__PROBLEM TO SOLVE__.
Among the entries below, find the lines with "label" and copy them.

[Bounding box prediction data]
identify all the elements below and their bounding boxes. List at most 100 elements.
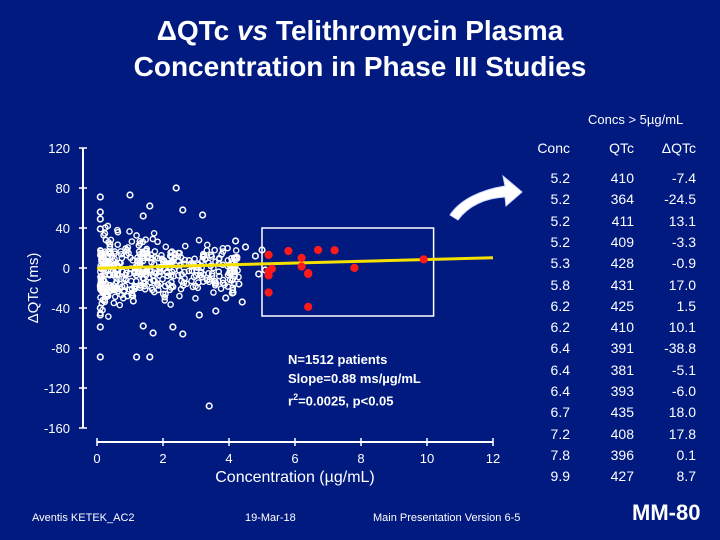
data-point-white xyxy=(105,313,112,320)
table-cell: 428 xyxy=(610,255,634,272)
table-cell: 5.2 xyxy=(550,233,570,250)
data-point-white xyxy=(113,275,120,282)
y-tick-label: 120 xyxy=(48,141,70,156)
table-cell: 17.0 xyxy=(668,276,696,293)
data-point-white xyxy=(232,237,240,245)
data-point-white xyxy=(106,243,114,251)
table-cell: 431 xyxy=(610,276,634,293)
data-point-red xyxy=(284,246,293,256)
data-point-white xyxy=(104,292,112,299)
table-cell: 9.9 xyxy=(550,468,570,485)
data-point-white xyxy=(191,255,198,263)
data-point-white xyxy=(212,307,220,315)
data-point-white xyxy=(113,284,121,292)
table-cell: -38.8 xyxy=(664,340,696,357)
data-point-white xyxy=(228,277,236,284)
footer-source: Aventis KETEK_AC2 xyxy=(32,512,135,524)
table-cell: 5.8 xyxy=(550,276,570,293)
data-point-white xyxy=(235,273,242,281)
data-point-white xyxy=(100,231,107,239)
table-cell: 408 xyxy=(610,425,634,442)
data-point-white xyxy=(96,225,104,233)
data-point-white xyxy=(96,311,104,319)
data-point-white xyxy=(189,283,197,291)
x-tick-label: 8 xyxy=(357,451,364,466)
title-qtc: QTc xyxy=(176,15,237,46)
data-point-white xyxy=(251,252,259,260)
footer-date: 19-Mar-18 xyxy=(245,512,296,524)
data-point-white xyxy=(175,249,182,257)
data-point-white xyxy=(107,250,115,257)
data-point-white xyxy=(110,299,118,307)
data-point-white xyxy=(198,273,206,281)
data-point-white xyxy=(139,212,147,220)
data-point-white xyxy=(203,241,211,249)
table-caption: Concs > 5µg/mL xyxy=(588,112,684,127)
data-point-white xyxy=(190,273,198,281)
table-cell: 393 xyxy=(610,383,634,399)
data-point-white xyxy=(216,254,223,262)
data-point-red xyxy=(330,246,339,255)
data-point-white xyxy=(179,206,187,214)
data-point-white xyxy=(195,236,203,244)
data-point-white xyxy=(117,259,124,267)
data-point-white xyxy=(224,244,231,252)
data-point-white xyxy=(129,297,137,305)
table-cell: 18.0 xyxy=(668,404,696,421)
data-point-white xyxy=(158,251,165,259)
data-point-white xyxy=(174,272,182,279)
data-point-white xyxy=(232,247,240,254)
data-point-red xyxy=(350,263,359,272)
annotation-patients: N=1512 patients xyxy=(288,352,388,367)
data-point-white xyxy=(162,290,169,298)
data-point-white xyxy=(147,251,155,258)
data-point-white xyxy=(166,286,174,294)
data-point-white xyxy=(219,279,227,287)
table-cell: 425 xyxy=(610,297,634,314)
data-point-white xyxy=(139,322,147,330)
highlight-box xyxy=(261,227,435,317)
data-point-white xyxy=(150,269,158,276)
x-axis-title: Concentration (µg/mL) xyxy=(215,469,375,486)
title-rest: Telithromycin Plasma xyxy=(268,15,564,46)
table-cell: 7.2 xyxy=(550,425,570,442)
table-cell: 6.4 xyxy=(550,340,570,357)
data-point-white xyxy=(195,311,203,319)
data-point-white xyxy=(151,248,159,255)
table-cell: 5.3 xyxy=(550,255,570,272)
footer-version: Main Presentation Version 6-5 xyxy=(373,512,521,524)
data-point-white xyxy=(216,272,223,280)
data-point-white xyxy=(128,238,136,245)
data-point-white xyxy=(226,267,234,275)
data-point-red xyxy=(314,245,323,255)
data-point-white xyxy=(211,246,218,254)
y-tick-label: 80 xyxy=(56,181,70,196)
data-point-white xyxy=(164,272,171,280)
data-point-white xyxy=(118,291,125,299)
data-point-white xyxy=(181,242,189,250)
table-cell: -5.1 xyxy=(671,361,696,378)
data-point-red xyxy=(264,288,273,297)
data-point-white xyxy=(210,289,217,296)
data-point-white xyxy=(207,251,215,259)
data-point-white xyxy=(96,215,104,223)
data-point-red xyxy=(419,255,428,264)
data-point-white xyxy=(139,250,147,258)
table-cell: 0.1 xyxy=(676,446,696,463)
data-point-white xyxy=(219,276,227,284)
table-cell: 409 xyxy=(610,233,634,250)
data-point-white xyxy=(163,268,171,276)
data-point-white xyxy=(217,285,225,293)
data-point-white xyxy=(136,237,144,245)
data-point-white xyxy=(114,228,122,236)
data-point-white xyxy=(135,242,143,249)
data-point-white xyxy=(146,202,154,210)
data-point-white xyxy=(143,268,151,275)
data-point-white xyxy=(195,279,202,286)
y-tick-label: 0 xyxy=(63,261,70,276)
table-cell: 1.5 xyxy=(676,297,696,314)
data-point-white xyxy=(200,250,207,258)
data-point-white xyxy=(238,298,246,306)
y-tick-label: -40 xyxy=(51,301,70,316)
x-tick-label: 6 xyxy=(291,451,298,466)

__ANSWER TO THIS PROBLEM__.
y-tick-label: 120 xyxy=(48,141,70,156)
x-tick-label: 8 xyxy=(357,451,364,466)
y-tick-label: 80 xyxy=(56,181,70,196)
y-tick-label: 0 xyxy=(63,261,70,276)
y-tick-label: -40 xyxy=(51,301,70,316)
x-tick-label: 6 xyxy=(291,451,298,466)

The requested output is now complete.